==== EXTRAIT RETENU ====

Considéré comme le 4ème larron du grand cinéma japonais classique avec Kurosawa, Ozu et Mizoguchi, Mikio Naruse n'en demeure pas moins un cinéaste dont l’œuvre possède une ampleur et une teneur qui en fait l'un des maîtres du 7ème art nippon, donc du 7ème art tout court.
Pour ce film, il aborde la thématique familiale, et la filiation avec Ozu est forcément immédiate et donne à réfléchir sur la méthodologie employée par Naruse et sa mise en scène, très proche et à la fois assez éloignée de celle de l'auteur de Voyage à Tokyo.


Proche, dans le sens où les fondations du socle familial représentaient par les parents et encore mis en évidence, et représente le moteur narratif du film. Le père en l’occurrence, à qui le vétéran Sô Yamamura (Fantômes De La Jeunesse, Printemps Précoce,...) prête ses traits. Il est le pilier sur qui s'appuie toute la narration et apparaît dès le début comme celui qui guide. Dans cette introduction, il est accompagné par une jeune femme enjouée et pétulante qui semble beaucoup l'apprécier. Il s'agit de sa belle-fille. Tous les deux prennent le chemin de la maison, le foyer familial dans lequel les tenants et aboutissants du film se trouvent enserrés.


A la différence de la scénographie Ozuienne, celle de Naruse est dynamisée par le déplacement de ses personnages, la caméra devenant alors mouvante. Sans le moins du monde remettre en cause la fabuleuse énergie qui ressort de la mise en scène d'Ozu bien entendu, fort est de constater, que chez Naruse, les perspectives du cadre sont souvent débordées et que les notions évolutives, comme la dilatation du temps sont évoqués dans le cadre et non hors-champs comme chez Ozu. Une bougie qui s'éteint, une lumière qui s'affaiblit, un repas qui se conclut, tout ça en présence des protagonistes.


Dans le cas de ce Grondement De La Montagne, on aborde la thématique familiale avec ce même souci de hiérarchisation, sauf qu'ici chaque tissu fédérateur semble s'étioler. Le père subit les ronflements nocturnes d'une épouse, dont le grondement du titre effondre la montagne conjugale. Une épouse qui ne réagit que par réflexe et semble en permanence hors sujet et peu au fait des réalités dont le père prend rapidement conscience. Le fils se désintéresse de son épouse, la fille vit des relations compliquées. Enfin bref, tout n'est pas serein et idyllique dans le foyer Narusien.

====

**CONSIGNE:** Réécrivez le passage de la critique du Grondement de la montagne qui commence aux mots « A la différence » et s'arrête après « présence des protagonistes. », en remplaçant « bougie » par « chandelle ». Le listing qui suit provient d'une source distincte.

==== LISTE DES ENREGISTREMENTS ====

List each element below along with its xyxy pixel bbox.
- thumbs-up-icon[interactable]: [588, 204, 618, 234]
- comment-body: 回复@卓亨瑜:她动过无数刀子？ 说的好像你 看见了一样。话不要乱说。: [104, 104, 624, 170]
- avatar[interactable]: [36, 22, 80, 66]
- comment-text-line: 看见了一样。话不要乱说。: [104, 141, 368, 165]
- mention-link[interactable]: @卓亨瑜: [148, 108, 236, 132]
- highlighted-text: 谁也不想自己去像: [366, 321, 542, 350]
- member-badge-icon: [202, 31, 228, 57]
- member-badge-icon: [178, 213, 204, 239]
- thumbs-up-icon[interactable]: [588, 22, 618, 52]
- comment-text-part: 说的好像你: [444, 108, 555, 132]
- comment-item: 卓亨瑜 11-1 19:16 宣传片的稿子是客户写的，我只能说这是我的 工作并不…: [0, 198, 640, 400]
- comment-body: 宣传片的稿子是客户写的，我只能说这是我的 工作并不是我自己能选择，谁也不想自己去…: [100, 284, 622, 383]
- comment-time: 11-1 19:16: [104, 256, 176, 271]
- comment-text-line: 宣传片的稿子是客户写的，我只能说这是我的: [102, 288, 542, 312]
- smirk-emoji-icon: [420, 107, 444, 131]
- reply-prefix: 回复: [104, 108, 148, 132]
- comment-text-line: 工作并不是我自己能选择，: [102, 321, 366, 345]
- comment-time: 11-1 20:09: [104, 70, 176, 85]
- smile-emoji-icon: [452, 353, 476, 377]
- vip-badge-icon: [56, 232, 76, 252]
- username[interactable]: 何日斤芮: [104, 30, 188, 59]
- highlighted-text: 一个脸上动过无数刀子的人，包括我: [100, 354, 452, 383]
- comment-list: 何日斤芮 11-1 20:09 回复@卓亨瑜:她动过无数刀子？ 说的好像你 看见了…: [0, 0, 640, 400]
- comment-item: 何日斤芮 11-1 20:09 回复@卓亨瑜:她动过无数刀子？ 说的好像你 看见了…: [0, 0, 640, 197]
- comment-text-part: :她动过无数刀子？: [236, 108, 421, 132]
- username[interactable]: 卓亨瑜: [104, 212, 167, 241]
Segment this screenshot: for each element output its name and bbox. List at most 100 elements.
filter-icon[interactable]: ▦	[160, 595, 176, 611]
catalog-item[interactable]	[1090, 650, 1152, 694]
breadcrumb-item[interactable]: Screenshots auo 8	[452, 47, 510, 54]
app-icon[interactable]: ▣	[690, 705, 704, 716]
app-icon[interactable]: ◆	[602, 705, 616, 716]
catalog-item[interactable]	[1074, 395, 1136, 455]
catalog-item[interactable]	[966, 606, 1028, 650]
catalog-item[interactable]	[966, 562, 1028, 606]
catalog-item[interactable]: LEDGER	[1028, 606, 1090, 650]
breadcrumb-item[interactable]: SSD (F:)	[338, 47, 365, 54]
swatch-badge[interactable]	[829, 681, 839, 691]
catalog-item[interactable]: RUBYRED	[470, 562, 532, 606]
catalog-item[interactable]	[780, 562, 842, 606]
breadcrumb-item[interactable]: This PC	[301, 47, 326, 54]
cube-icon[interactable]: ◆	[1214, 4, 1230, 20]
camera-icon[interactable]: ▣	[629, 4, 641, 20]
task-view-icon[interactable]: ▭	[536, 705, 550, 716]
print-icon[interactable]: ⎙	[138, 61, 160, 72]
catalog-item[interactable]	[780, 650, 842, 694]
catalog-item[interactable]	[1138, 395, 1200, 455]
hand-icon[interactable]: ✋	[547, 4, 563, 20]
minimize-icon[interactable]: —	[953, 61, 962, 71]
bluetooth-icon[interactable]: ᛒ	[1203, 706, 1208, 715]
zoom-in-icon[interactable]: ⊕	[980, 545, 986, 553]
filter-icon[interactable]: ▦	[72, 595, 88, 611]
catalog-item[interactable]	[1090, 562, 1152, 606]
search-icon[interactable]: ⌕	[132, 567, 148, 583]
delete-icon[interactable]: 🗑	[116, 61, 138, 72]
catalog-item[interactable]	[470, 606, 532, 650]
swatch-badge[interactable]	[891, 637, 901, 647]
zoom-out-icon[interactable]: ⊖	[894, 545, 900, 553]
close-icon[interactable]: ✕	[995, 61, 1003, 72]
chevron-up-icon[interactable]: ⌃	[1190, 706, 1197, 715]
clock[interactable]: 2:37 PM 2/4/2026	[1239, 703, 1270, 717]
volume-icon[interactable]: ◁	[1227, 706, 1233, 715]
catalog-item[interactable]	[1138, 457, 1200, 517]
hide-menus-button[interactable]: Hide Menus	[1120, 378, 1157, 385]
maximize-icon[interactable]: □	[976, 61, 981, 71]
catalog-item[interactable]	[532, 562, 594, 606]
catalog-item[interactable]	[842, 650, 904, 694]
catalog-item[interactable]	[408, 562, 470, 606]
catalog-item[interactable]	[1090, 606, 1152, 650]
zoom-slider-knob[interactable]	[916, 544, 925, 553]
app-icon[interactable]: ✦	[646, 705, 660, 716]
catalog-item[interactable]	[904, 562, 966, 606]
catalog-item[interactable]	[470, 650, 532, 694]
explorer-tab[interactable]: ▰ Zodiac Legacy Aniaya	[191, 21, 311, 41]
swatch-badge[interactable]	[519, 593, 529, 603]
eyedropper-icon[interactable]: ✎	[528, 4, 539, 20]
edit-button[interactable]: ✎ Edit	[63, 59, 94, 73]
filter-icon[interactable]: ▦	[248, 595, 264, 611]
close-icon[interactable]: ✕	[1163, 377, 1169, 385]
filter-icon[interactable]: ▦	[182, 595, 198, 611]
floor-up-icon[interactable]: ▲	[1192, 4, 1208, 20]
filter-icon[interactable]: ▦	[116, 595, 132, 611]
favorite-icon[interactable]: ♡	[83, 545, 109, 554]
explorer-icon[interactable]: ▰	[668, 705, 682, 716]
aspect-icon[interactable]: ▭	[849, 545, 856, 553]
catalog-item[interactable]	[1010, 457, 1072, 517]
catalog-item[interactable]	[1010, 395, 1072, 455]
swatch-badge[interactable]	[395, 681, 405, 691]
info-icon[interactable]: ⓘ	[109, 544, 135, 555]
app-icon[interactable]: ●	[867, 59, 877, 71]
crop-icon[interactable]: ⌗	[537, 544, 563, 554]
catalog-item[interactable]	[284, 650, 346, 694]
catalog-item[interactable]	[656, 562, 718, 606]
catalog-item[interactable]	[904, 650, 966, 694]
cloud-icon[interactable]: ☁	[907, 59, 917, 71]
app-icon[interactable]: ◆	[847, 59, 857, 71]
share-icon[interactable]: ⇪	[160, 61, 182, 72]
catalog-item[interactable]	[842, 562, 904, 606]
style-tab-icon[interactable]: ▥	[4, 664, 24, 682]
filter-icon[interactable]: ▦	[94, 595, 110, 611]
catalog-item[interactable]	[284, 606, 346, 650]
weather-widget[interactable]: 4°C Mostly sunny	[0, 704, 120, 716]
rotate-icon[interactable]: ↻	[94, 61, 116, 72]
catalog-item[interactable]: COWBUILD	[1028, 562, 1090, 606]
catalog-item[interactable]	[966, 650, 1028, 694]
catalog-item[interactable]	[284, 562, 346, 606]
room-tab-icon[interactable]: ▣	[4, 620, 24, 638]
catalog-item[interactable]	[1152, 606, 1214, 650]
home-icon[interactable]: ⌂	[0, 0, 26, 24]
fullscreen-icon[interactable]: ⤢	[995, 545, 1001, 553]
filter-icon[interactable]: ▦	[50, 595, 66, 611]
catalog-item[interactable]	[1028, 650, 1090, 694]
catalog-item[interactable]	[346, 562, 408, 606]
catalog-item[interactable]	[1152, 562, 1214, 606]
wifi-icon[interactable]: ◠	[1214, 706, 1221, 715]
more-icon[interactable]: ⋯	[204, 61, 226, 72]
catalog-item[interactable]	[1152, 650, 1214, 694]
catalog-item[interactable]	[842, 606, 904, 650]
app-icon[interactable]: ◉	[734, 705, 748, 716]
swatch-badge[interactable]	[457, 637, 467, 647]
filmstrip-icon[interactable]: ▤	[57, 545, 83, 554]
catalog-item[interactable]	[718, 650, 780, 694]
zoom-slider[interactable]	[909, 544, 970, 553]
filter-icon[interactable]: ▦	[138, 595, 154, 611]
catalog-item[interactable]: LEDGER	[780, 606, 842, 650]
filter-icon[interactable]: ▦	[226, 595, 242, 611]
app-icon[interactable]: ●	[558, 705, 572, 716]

====

**RÉSULTAT ATTENDU:**
A la différence de la scénographie Ozuienne, celle de Naruse est dynamisée par le déplacement de ses personnages, la caméra devenant alors mouvante. Sans le moins du monde remettre en cause la fabuleuse énergie qui ressort de la mise en scène d'Ozu bien entendu, fort est de constater, que chez Naruse, les perspectives du cadre sont souvent débordées et que les notions évolutives, comme la dilatation du temps sont évoqués dans le cadre et non hors-champs comme chez Ozu. Une chandelle qui s'éteint, une lumière qui s'affaiblit, un repas qui se conclut, tout ça en présence des protagonistes.